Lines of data
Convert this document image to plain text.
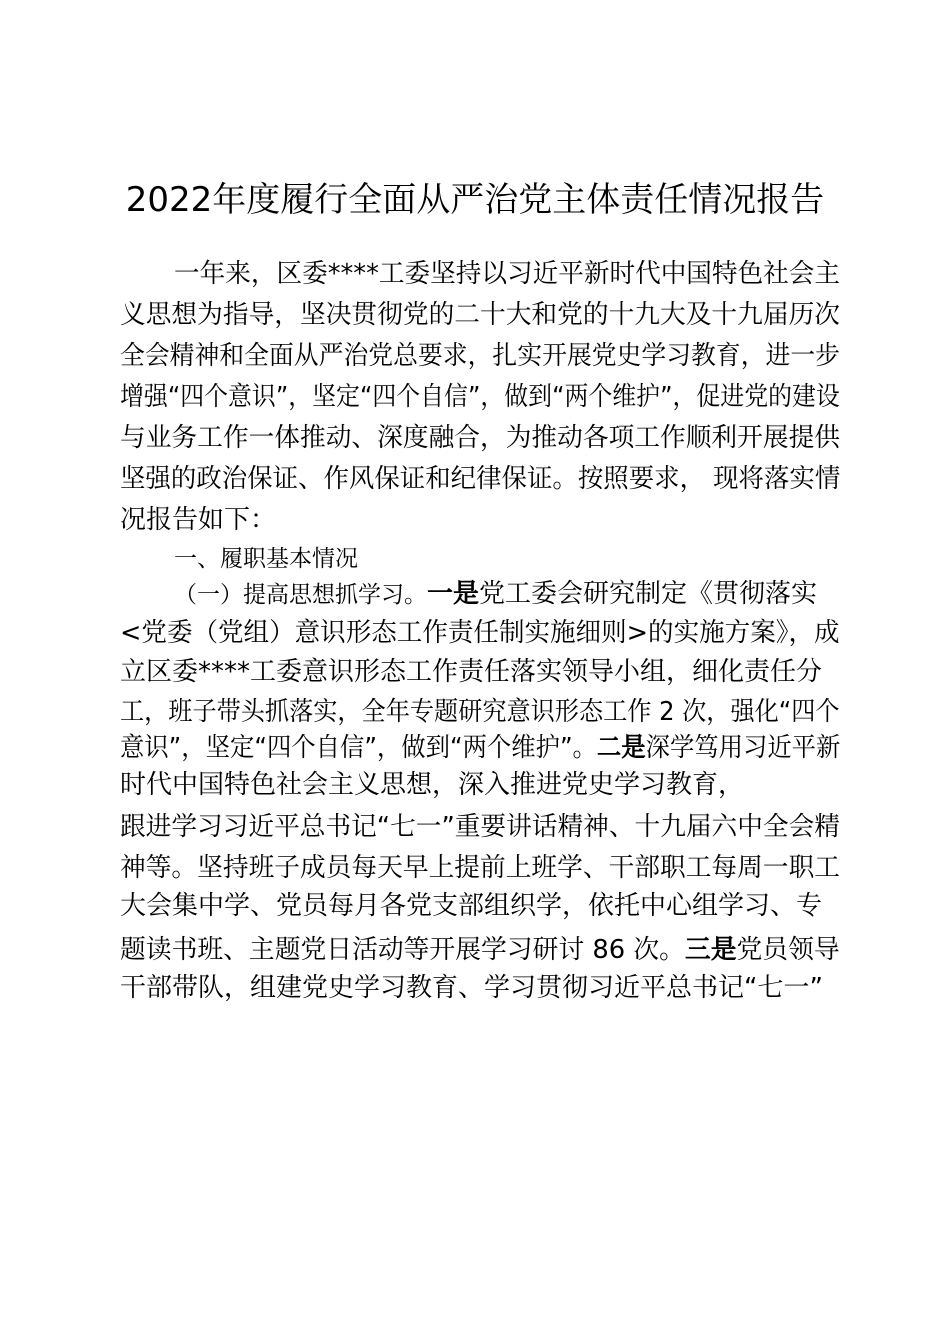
2022年度履行全面从严治党主体责任情况报告
一年来，区委****工委坚持以习近平新时代中国特色社会主
义思想为指导，坚决贯彻党的二十大和党的十九大及十九届历次
全会精神和全面从严治党总要求，扎实开展党史学习教育，进一步
增强“四个意识”，坚定“四个自信”，做到“两个维护”，促进党的建设
与业务工作一体推动、深度融合，为推动各项工作顺利开展提供
坚强的政治保证、作风保证和纪律保证。按照要求， 现将落实情
况报告如下：
一、履职基本情况
（一）提高思想抓学习。一是党工委会研究制定《贯彻落实
<党委（党组）意识形态工作责任制实施细则>的实施方案》，成
立区委****工委意识形态工作责任落实领导小组，细化责任分
工，班子带头抓落实，全年专题研究意识形态工作 2 次，强化“四个
意识”，坚定“四个自信”，做到“两个维护”。二是深学笃用习近平新
时代中国特色社会主义思想，深入推进党史学习教育，
跟进学习习近平总书记“七一”重要讲话精神、十九届六中全会精
神等。坚持班子成员每天早上提前上班学、干部职工每周一职工
大会集中学、党员每月各党支部组织学，依托中心组学习、专
题读书班、主题党日活动等开展学习研讨 86 次。三是党员领导
干部带队，组建党史学习教育、学习贯彻习近平总书记“七一”
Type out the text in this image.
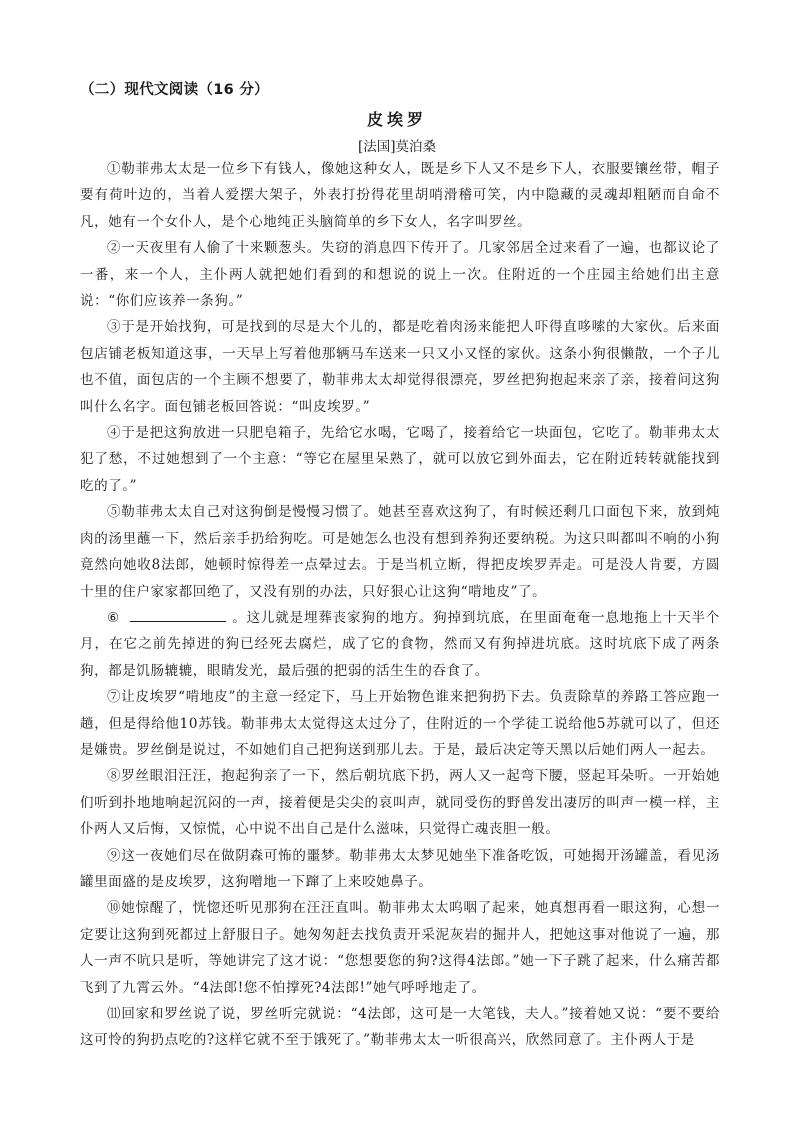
（二）现代文阅读（16 分）
皮埃罗
[法国]莫泊桑

①勒菲弗太太是一位乡下有钱人，像她这种女人，既是乡下人又不是乡下人，衣服要镶丝带，帽子要有荷叶边的，当着人爱摆大架子，外表打扮得花里胡哨滑稽可笑，内中隐藏的灵魂却粗陋而自命不凡，她有一个女仆人，是个心地纯正头脑简单的乡下女人，名字叫罗丝。

②一天夜里有人偷了十来颗葱头。失窃的消息四下传开了。几家邻居全过来看了一遍，也都议论了一番，来一个人，主仆两人就把她们看到的和想说的说上一次。住附近的一个庄园主给她们出主意说：“你们应该养一条狗。”

③于是开始找狗，可是找到的尽是大个儿的，都是吃着肉汤来能把人吓得直哆嗦的大家伙。后来面包店铺老板知道这事，一天早上写着他那辆马车送来一只又小又怪的家伙。这条小狗很懒散，一个子儿也不值，面包店的一个主顾不想要了，勒菲弗太太却觉得很漂亮，罗丝把狗抱起来亲了亲，接着问这狗叫什么名字。面包铺老板回答说：“叫皮埃罗。”

④于是把这狗放进一只肥皂箱子，先给它水喝，它喝了，接着给它一块面包，它吃了。勒菲弗太太犯了愁，不过她想到了一个主意：“等它在屋里呆熟了，就可以放它到外面去，它在附近转转就能找到吃的了。”

⑤勒菲弗太太自己对这狗倒是慢慢习惯了。她甚至喜欢这狗了，有时候还剩几口面包下来，放到炖肉的汤里蘸一下，然后亲手扔给狗吃。可是她怎么也没有想到养狗还要纳税。为这只叫都叫不响的小狗竟然向她收8法郎，她顿时惊得差一点晕过去。于是当机立断，得把皮埃罗弄走。可是没人肯要，方圆十里的住户家家都回绝了，又没有别的办法，只好狠心让这狗“啃地皮”了。

⑥	。这儿就是埋葬丧家狗的地方。狗掉到坑底，在里面奄奄一息地拖上十天半个月，在它之前先掉进的狗已经死去腐烂，成了它的食物，然而又有狗掉进坑底。这时坑底下成了两条狗，都是饥肠辘辘，眼睛发光，最后强的把弱的活生生的吞食了。

⑦让皮埃罗“啃地皮”的主意一经定下，马上开始物色谁来把狗扔下去。负责除草的养路工答应跑一趟，但是得给他10苏钱。勒菲弗太太觉得这太过分了，住附近的一个学徒工说给他5苏就可以了，但还是嫌贵。罗丝倒是说过，不如她们自己把狗送到那儿去。于是，最后决定等天黑以后她们两人一起去。

⑧罗丝眼泪汪汪，抱起狗亲了一下，然后朝坑底下扔，两人又一起弯下腰，竖起耳朵听。一开始她们听到扑地地响起沉闷的一声，接着便是尖尖的哀叫声，就同受伤的野兽发出凄厉的叫声一模一样，主仆两人又后悔，又惊慌，心中说不出自己是什么滋味，只觉得亡魂丧胆一般。

⑨这一夜她们尽在做阴森可怖的噩梦。勒菲弗太太梦见她坐下准备吃饭，可她揭开汤罐盖，看见汤罐里面盛的是皮埃罗，这狗噌地一下蹿了上来咬她鼻子。

⑩她惊醒了，恍惚还听见那狗在汪汪直叫。勒菲弗太太呜咽了起来，她真想再看一眼这狗，心想一定要让这狗到死都过上舒服日子。她匆匆赶去找负责开采泥灰岩的掘井人，把她这事对他说了一遍，那人一声不吭只是听，等她讲完了这才说：“您想要您的狗?这得4法郎。”她一下子跳了起来，什么痛苦都飞到了九霄云外。“4法郎!您不怕撑死?4法郎!”她气呼呼地走了。

⑾回家和罗丝说了说，罗丝听完就说：“4法郎，这可是一大笔钱，夫人。”接着她又说：“要不要给这可怜的狗扔点吃的?这样它就不至于饿死了。”勒菲弗太太一听很高兴，欣然同意了。主仆两人于是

EXERCISE INSTRUCTIONS: Print out the lines exactly, skipping any picture.

RIGHT ANSWER:
Convert this document image to plain text.
2022年度履行全面从严治党主体责任情况报告
一年来，区委****工委坚持以习近平新时代中国特色社会主
义思想为指导，坚决贯彻党的二十大和党的十九大及十九届历次
全会精神和全面从严治党总要求，扎实开展党史学习教育，进一步
增强“四个意识”，坚定“四个自信”，做到“两个维护”，促进党的建设
与业务工作一体推动、深度融合，为推动各项工作顺利开展提供
坚强的政治保证、作风保证和纪律保证。按照要求， 现将落实情
况报告如下：
一、履职基本情况
（一）提高思想抓学习。一是党工委会研究制定《贯彻落实
<党委（党组）意识形态工作责任制实施细则>的实施方案》，成
立区委****工委意识形态工作责任落实领导小组，细化责任分
工，班子带头抓落实，全年专题研究意识形态工作 2 次，强化“四个
意识”，坚定“四个自信”，做到“两个维护”。二是深学笃用习近平新
时代中国特色社会主义思想，深入推进党史学习教育，
跟进学习习近平总书记“七一”重要讲话精神、十九届六中全会精
神等。坚持班子成员每天早上提前上班学、干部职工每周一职工
大会集中学、党员每月各党支部组织学，依托中心组学习、专
题读书班、主题党日活动等开展学习研讨 86 次。三是党员领导
干部带队，组建党史学习教育、学习贯彻习近平总书记“七一”
Type out the text in this image.
（二）现代文阅读（16 分）
皮埃罗
[法国]莫泊桑

①勒菲弗太太是一位乡下有钱人，像她这种女人，既是乡下人又不是乡下人，衣服要镶丝带，帽子要有荷叶边的，当着人爱摆大架子，外表打扮得花里胡哨滑稽可笑，内中隐藏的灵魂却粗陋而自命不凡，她有一个女仆人，是个心地纯正头脑简单的乡下女人，名字叫罗丝。

②一天夜里有人偷了十来颗葱头。失窃的消息四下传开了。几家邻居全过来看了一遍，也都议论了一番，来一个人，主仆两人就把她们看到的和想说的说上一次。住附近的一个庄园主给她们出主意说：“你们应该养一条狗。”

③于是开始找狗，可是找到的尽是大个儿的，都是吃着肉汤来能把人吓得直哆嗦的大家伙。后来面包店铺老板知道这事，一天早上写着他那辆马车送来一只又小又怪的家伙。这条小狗很懒散，一个子儿也不值，面包店的一个主顾不想要了，勒菲弗太太却觉得很漂亮，罗丝把狗抱起来亲了亲，接着问这狗叫什么名字。面包铺老板回答说：“叫皮埃罗。”

④于是把这狗放进一只肥皂箱子，先给它水喝，它喝了，接着给它一块面包，它吃了。勒菲弗太太犯了愁，不过她想到了一个主意：“等它在屋里呆熟了，就可以放它到外面去，它在附近转转就能找到吃的了。”

⑤勒菲弗太太自己对这狗倒是慢慢习惯了。她甚至喜欢这狗了，有时候还剩几口面包下来，放到炖肉的汤里蘸一下，然后亲手扔给狗吃。可是她怎么也没有想到养狗还要纳税。为这只叫都叫不响的小狗竟然向她收8法郎，她顿时惊得差一点晕过去。于是当机立断，得把皮埃罗弄走。可是没人肯要，方圆十里的住户家家都回绝了，又没有别的办法，只好狠心让这狗“啃地皮”了。

⑥	。这儿就是埋葬丧家狗的地方。狗掉到坑底，在里面奄奄一息地拖上十天半个月，在它之前先掉进的狗已经死去腐烂，成了它的食物，然而又有狗掉进坑底。这时坑底下成了两条狗，都是饥肠辘辘，眼睛发光，最后强的把弱的活生生的吞食了。

⑦让皮埃罗“啃地皮”的主意一经定下，马上开始物色谁来把狗扔下去。负责除草的养路工答应跑一趟，但是得给他10苏钱。勒菲弗太太觉得这太过分了，住附近的一个学徒工说给他5苏就可以了，但还是嫌贵。罗丝倒是说过，不如她们自己把狗送到那儿去。于是，最后决定等天黑以后她们两人一起去。

⑧罗丝眼泪汪汪，抱起狗亲了一下，然后朝坑底下扔，两人又一起弯下腰，竖起耳朵听。一开始她们听到扑地地响起沉闷的一声，接着便是尖尖的哀叫声，就同受伤的野兽发出凄厉的叫声一模一样，主仆两人又后悔，又惊慌，心中说不出自己是什么滋味，只觉得亡魂丧胆一般。

⑨这一夜她们尽在做阴森可怖的噩梦。勒菲弗太太梦见她坐下准备吃饭，可她揭开汤罐盖，看见汤罐里面盛的是皮埃罗，这狗噌地一下蹿了上来咬她鼻子。

⑩她惊醒了，恍惚还听见那狗在汪汪直叫。勒菲弗太太呜咽了起来，她真想再看一眼这狗，心想一定要让这狗到死都过上舒服日子。她匆匆赶去找负责开采泥灰岩的掘井人，把她这事对他说了一遍，那人一声不吭只是听，等她讲完了这才说：“您想要您的狗?这得4法郎。”她一下子跳了起来，什么痛苦都飞到了九霄云外。“4法郎!您不怕撑死?4法郎!”她气呼呼地走了。

⑾回家和罗丝说了说，罗丝听完就说：“4法郎，这可是一大笔钱，夫人。”接着她又说：“要不要给这可怜的狗扔点吃的?这样它就不至于饿死了。”勒菲弗太太一听很高兴，欣然同意了。主仆两人于是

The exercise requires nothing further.